## RECORDS FOR THE EXERCISE
····················

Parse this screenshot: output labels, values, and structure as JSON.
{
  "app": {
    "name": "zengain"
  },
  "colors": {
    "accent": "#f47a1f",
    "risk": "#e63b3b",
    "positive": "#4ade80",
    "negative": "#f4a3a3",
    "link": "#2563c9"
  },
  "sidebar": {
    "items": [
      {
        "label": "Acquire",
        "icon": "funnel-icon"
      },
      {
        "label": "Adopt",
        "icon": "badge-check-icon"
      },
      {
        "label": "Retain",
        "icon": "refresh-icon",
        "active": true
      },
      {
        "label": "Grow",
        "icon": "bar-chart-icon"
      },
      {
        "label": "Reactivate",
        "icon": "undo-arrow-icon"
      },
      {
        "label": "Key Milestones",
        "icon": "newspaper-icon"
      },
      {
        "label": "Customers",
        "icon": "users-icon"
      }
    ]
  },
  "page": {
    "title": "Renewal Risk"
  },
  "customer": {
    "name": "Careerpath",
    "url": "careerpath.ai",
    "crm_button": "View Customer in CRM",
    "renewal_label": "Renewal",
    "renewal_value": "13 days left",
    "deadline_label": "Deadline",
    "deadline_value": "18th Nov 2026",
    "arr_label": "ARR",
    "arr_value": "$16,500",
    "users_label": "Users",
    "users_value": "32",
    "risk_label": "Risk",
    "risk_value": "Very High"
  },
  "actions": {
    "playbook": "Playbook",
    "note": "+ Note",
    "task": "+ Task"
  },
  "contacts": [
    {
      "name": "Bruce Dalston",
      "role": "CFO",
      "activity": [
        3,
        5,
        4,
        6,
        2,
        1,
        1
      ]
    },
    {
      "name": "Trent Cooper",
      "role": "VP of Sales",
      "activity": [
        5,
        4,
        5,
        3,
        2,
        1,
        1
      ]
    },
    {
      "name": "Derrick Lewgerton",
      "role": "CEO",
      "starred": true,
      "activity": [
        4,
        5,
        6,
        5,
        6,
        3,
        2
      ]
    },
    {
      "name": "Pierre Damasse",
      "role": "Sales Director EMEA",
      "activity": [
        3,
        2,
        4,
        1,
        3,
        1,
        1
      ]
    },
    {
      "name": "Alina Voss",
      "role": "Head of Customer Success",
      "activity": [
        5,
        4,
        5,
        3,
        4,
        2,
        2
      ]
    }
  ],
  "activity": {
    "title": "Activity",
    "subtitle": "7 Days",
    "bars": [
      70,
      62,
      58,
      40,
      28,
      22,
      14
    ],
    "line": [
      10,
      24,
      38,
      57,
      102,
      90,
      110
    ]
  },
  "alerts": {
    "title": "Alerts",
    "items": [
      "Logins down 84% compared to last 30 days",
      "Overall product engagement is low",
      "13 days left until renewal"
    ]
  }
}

····················

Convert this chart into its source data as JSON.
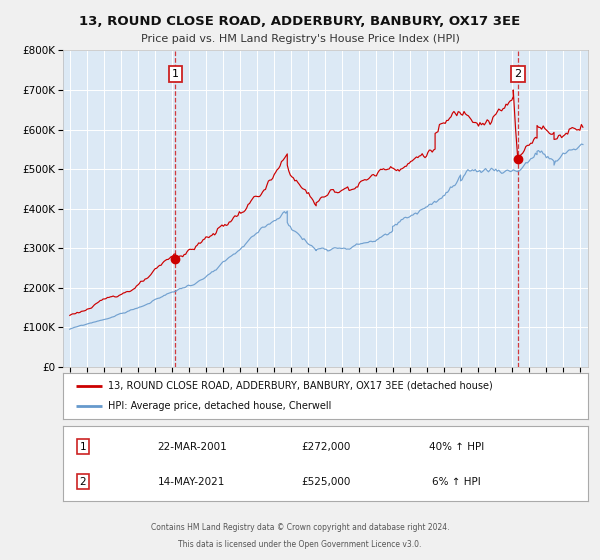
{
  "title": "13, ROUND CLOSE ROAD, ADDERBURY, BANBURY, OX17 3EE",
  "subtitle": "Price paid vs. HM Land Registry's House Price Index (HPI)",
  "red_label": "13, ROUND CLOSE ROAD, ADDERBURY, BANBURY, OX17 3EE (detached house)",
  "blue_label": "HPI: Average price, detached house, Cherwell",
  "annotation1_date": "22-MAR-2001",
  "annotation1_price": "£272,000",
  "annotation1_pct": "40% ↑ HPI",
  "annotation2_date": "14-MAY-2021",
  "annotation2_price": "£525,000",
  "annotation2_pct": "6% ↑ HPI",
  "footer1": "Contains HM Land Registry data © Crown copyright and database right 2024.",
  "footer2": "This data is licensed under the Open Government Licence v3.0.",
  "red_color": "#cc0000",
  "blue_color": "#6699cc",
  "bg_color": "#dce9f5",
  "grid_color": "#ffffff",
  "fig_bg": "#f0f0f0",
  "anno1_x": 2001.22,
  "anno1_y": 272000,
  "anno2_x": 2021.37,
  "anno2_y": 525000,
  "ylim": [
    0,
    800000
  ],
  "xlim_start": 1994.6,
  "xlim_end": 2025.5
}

····················

## GIVEN EXERCISE
From the listing, copy each line containing the word "ROAD".

## TASK SOLUTION
  "title": "13, ROUND CLOSE ROAD, ADDERBURY, BANBURY, OX17 3EE",
  "red_label": "13, ROUND CLOSE ROAD, ADDERBURY, BANBURY, OX17 3EE (detached house)",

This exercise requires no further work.